:: Passage shown ::
= = = = = = =
Reputation: 860
I have the following hypothetical list
test <- list(a = c("United", "States", "of", "America", "2021", "North", "America"),
b = c("Canada", "2021", "North", "America"),
c = c("Morocco", "2021", "Africa"),
d = c("South", "Africa", "2021", "Africa"),
e = c("Faroe", "Islands", "2021", "Europe"),
f = c("Spain", "2021", "Europe"))
I would like produce the following tibble:
country | year | continent |
---|---|---|
United States of America | 2021 | North America |
Canada | 2021 | North America |
Morocco | 2021 | Africa |
South Africa | 2021 | Africa |
Faroe Islands | 2021 | Europe |
Spain | 2021 | Europe |
I tried to use the ldply()
function of the plyr package
. However, my list elements have unequal lengths, because of compound names.
How could I join this data in a tibble with the variables: country
, year
and continent
, for example?
Upvotes: 3
Views: 73
Reputation: 102519
Here is another base R option
type.convert(setNames(
data.frame(
do.call(
rbind,
lapply(
test,
function(v) {
tapply(v,
cumsum(c(1, diff(grepl("\\d+", v)) != 0)), paste0,
collapse = " "
)
}
)
)
), c("Country", "Year", "Continent")
),
as.is = TRUE
)
which gives
Country Year Continent
a United States of America 2021 North America
b Canada 2021 North America
c Morocco 2021 Africa
d South Africa 2021 Africa
e Faroe Islands 2021 Europe
f Spain 2021 Europe
Upvotes: 2
Reputation: 79328
In base R you could do:
a <- do.call(rbind, lapply(test, function(x) paste(sub("(\\d+)",",\\1,", x), collapse = " ")))
read.csv(text=a, col.names = c("Country","Year","Continent"), h=FALSE)
= = = = = = =
:: Supplied data ::
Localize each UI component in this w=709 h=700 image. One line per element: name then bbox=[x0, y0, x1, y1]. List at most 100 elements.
= = = = = = =
:: Stated problem ::
Continue the forum thread on turning the R list into a country, year, and continent tibble from the point where it stops. The lines play no part in this work.

:: Answer to this problem ::
Country Year Continent
1 United States of America 2021 North America
2 Canada 2021 North America
3 Morocco 2021 Africa
4 South Africa 2021 Africa
5 Faroe Islands 2021 Europe
6 Spain 2021 Europe
Upvotes: 3
Reputation: 226732
Slightly less general/efficient than the other solutions here but maybe more transparent?
cfun <- function(x) {
## find position of numeric value
numpos <- grep("^[0-9]+$", x)
## combine elements appropriately
list(country=paste(x[1:(numpos-1)], collapse=" "),
year=x[numpos],
continent=paste(x[(numpos+1):length(x)], collapse=" "))
}
purrr::map_dfr(test,cfun)
Upvotes: 3
Reputation: 887711
An option is to use rleid
to create a grouping based on the occurence of digits in the list
, then paste
the list
elements and rbind
them
library(data.table)
out <- type.convert(do.call(rbind.data.frame, lapply(test, function(x)
tapply(x, rleid(grepl('\\d+', x)), paste, collapse=' '))), as.is = TRUE)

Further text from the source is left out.